[begin Provided data]

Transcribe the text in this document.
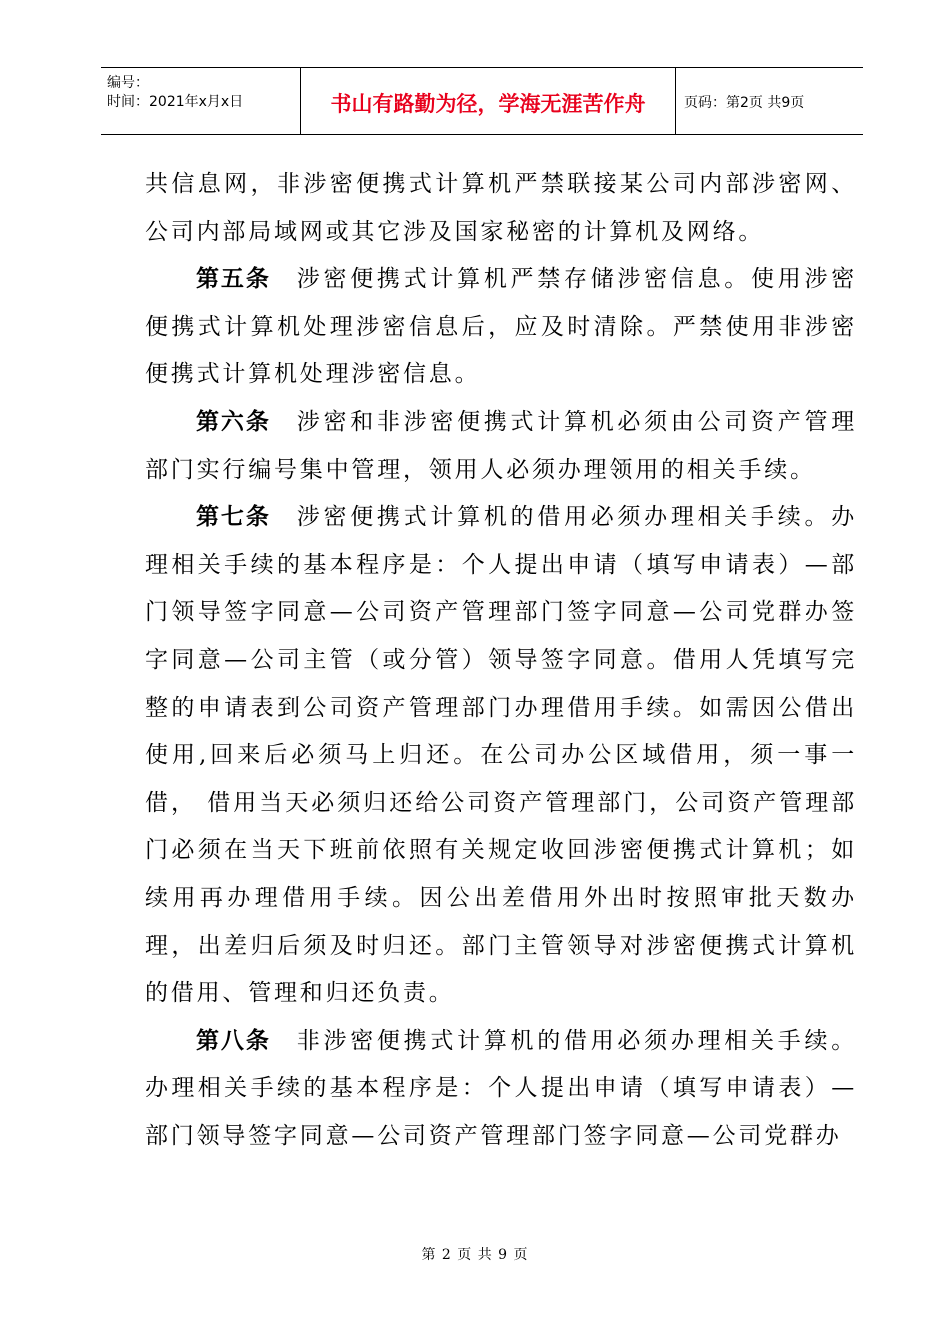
编号：
时间：2021年x月x日	书山有路勤为径，学海无涯苦作舟	页码：第2页 共9页

共信息网，非涉密便携式计算机严禁联接某公司内部涉密网、公司内部局域网或其它涉及国家秘密的计算机及网络。

第五条 涉密便携式计算机严禁存储涉密信息。使用涉密便携式计算机处理涉密信息后，应及时清除。严禁使用非涉密便携式计算机处理涉密信息。

第六条 涉密和非涉密便携式计算机必须由公司资产管理部门实行编号集中管理，领用人必须办理领用的相关手续。

第七条 涉密便携式计算机的借用必须办理相关手续。办理相关手续的基本程序是：个人提出申请（填写申请表）—部门领导签字同意—公司资产管理部门签字同意—公司党群办签字同意—公司主管（或分管）领导签字同意。借用人凭填写完整的申请表到公司资产管理部门办理借用手续。如需因公借出使用,回来后必须马上归还。在公司办公区域借用，须一事一借， 借用当天必须归还给公司资产管理部门，公司资产管理部门必须在当天下班前依照有关规定收回涉密便携式计算机；如续用再办理借用手续。因公出差借用外出时按照审批天数办理，出差归后须及时归还。部门主管领导对涉密便携式计算机的借用、管理和归还负责。

第八条 非涉密便携式计算机的借用必须办理相关手续。办理相关手续的基本程序是：个人提出申请（填写申请表）—部门领导签字同意—公司资产管理部门签字同意—公司党群办

第 2 页 共 9 页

[end Provided data]

Written task ->
Output all the records, word for word, with no pictures in the copy.

Answer for this exercise ->
Transcribe the text in this document.
编号：
时间：2021年x月x日	书山有路勤为径，学海无涯苦作舟	页码：第2页 共9页

共信息网，非涉密便携式计算机严禁联接某公司内部涉密网、公司内部局域网或其它涉及国家秘密的计算机及网络。

第五条 涉密便携式计算机严禁存储涉密信息。使用涉密便携式计算机处理涉密信息后，应及时清除。严禁使用非涉密便携式计算机处理涉密信息。

第六条 涉密和非涉密便携式计算机必须由公司资产管理部门实行编号集中管理，领用人必须办理领用的相关手续。

第七条 涉密便携式计算机的借用必须办理相关手续。办理相关手续的基本程序是：个人提出申请（填写申请表）—部门领导签字同意—公司资产管理部门签字同意—公司党群办签字同意—公司主管（或分管）领导签字同意。借用人凭填写完整的申请表到公司资产管理部门办理借用手续。如需因公借出使用,回来后必须马上归还。在公司办公区域借用，须一事一借， 借用当天必须归还给公司资产管理部门，公司资产管理部门必须在当天下班前依照有关规定收回涉密便携式计算机；如续用再办理借用手续。因公出差借用外出时按照审批天数办理，出差归后须及时归还。部门主管领导对涉密便携式计算机的借用、管理和归还负责。

第八条 非涉密便携式计算机的借用必须办理相关手续。办理相关手续的基本程序是：个人提出申请（填写申请表）—部门领导签字同意—公司资产管理部门签字同意—公司党群办

第 2 页 共 9 页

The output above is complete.